Collected data:
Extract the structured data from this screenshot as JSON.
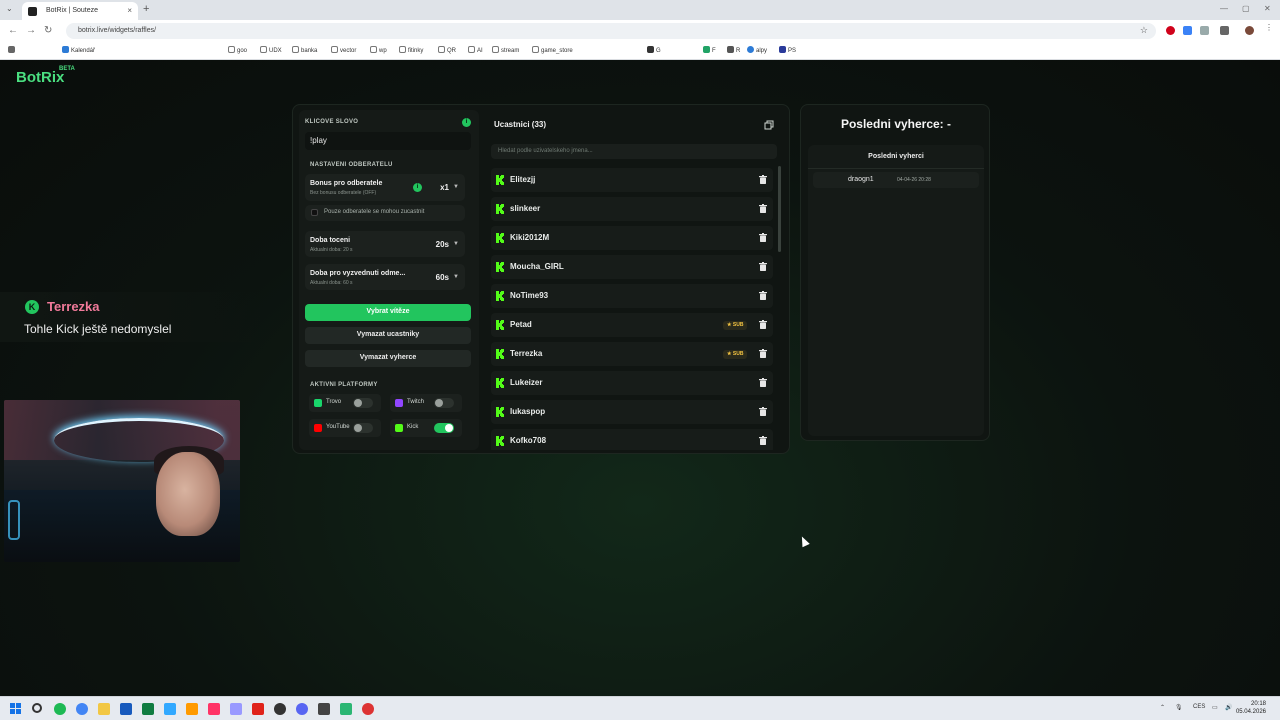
{
  "browser": {
    "tab_title": "BotRix | Souteze",
    "tab_close": "×",
    "new_tab": "+",
    "url": "botrix.live/widgets/raffles/",
    "bookmarks": [
      "Kalendář",
      "goo",
      "UDX",
      "banka",
      "vector",
      "wp",
      "fitinky",
      "QR",
      "AI",
      "stream",
      "game_store",
      "G",
      "F",
      "R",
      "alpy",
      "PS"
    ]
  },
  "app": {
    "logo": "BotRix",
    "logo_badge": "BETA"
  },
  "settings": {
    "keyword_label": "KLICOVE SLOVO",
    "keyword_value": "!play",
    "subs_section": "NASTAVENI ODBERATELU",
    "bonus_title": "Bonus pro odberatele",
    "bonus_sub": "Bez bonusu odberatele (OFF)",
    "bonus_value": "x1",
    "only_subs_label": "Pouze odberatele se mohou zucastnit",
    "spin_title": "Doba toceni",
    "spin_sub": "Aktualni doba: 20 s",
    "spin_value": "20s",
    "claim_title": "Doba pro vyzvednuti odme...",
    "claim_sub": "Aktualni doba: 60 s",
    "claim_value": "60s",
    "pick_winner": "Vybrat vítěze",
    "clear_participants": "Vymazat ucastniky",
    "clear_winners": "Vymazat vyherce",
    "platforms_section": "AKTIVNI PLATFORMY",
    "platforms": [
      {
        "name": "Trovo",
        "enabled": false,
        "color": "#19d66b"
      },
      {
        "name": "Twitch",
        "enabled": false,
        "color": "#9146ff"
      },
      {
        "name": "YouTube",
        "enabled": false,
        "color": "#ff0000"
      },
      {
        "name": "Kick",
        "enabled": true,
        "color": "#53fc18"
      }
    ]
  },
  "participants": {
    "header": "Ucastnici (33)",
    "search_placeholder": "Hledat podle uzivatelskeho jmena...",
    "sub_badge": "★ SUB",
    "list": [
      {
        "name": "Elitezjj",
        "sub": false
      },
      {
        "name": "slinkeer",
        "sub": false
      },
      {
        "name": "Kiki2012M",
        "sub": false
      },
      {
        "name": "Moucha_GIRL",
        "sub": false
      },
      {
        "name": "NoTime93",
        "sub": false
      },
      {
        "name": "Petad",
        "sub": true
      },
      {
        "name": "Terrezka",
        "sub": true
      },
      {
        "name": "Lukeizer",
        "sub": false
      },
      {
        "name": "lukaspop",
        "sub": false
      },
      {
        "name": "Kofko708",
        "sub": false
      }
    ]
  },
  "winners": {
    "title": "Posledni vyherce: -",
    "list_header": "Posledni vyherci",
    "entries": [
      {
        "name": "draogn1",
        "date": "04-04-26 20:28"
      }
    ]
  },
  "chat": {
    "user": "Terrezka",
    "message": "Tohle Kick ještě nedomyslel"
  },
  "taskbar": {
    "lang": "CES",
    "time": "20:18",
    "date": "05.04.2026"
  }
}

Problem details - Transcribe the records above verbatim. Do not carry over any picture.

In response -
Extract the structured data from this screenshot as JSON.
{
  "browser": {
    "tab_title": "BotRix | Souteze",
    "tab_close": "×",
    "new_tab": "+",
    "url": "botrix.live/widgets/raffles/",
    "bookmarks": [
      "Kalendář",
      "goo",
      "UDX",
      "banka",
      "vector",
      "wp",
      "fitinky",
      "QR",
      "AI",
      "stream",
      "game_store",
      "G",
      "F",
      "R",
      "alpy",
      "PS"
    ]
  },
  "app": {
    "logo": "BotRix",
    "logo_badge": "BETA"
  },
  "settings": {
    "keyword_label": "KLICOVE SLOVO",
    "keyword_value": "!play",
    "subs_section": "NASTAVENI ODBERATELU",
    "bonus_title": "Bonus pro odberatele",
    "bonus_sub": "Bez bonusu odberatele (OFF)",
    "bonus_value": "x1",
    "only_subs_label": "Pouze odberatele se mohou zucastnit",
    "spin_title": "Doba toceni",
    "spin_sub": "Aktualni doba: 20 s",
    "spin_value": "20s",
    "claim_title": "Doba pro vyzvednuti odme...",
    "claim_sub": "Aktualni doba: 60 s",
    "claim_value": "60s",
    "pick_winner": "Vybrat vítěze",
    "clear_participants": "Vymazat ucastniky",
    "clear_winners": "Vymazat vyherce",
    "platforms_section": "AKTIVNI PLATFORMY",
    "platforms": [
      {
        "name": "Trovo",
        "enabled": false,
        "color": "#19d66b"
      },
      {
        "name": "Twitch",
        "enabled": false,
        "color": "#9146ff"
      },
      {
        "name": "YouTube",
        "enabled": false,
        "color": "#ff0000"
      },
      {
        "name": "Kick",
        "enabled": true,
        "color": "#53fc18"
      }
    ]
  },
  "participants": {
    "header": "Ucastnici (33)",
    "search_placeholder": "Hledat podle uzivatelskeho jmena...",
    "sub_badge": "★ SUB",
    "list": [
      {
        "name": "Elitezjj",
        "sub": false
      },
      {
        "name": "slinkeer",
        "sub": false
      },
      {
        "name": "Kiki2012M",
        "sub": false
      },
      {
        "name": "Moucha_GIRL",
        "sub": false
      },
      {
        "name": "NoTime93",
        "sub": false
      },
      {
        "name": "Petad",
        "sub": true
      },
      {
        "name": "Terrezka",
        "sub": true
      },
      {
        "name": "Lukeizer",
        "sub": false
      },
      {
        "name": "lukaspop",
        "sub": false
      },
      {
        "name": "Kofko708",
        "sub": false
      }
    ]
  },
  "winners": {
    "title": "Posledni vyherce: -",
    "list_header": "Posledni vyherci",
    "entries": [
      {
        "name": "draogn1",
        "date": "04-04-26 20:28"
      }
    ]
  },
  "chat": {
    "user": "Terrezka",
    "message": "Tohle Kick ještě nedomyslel"
  },
  "taskbar": {
    "lang": "CES",
    "time": "20:18",
    "date": "05.04.2026"
  }
}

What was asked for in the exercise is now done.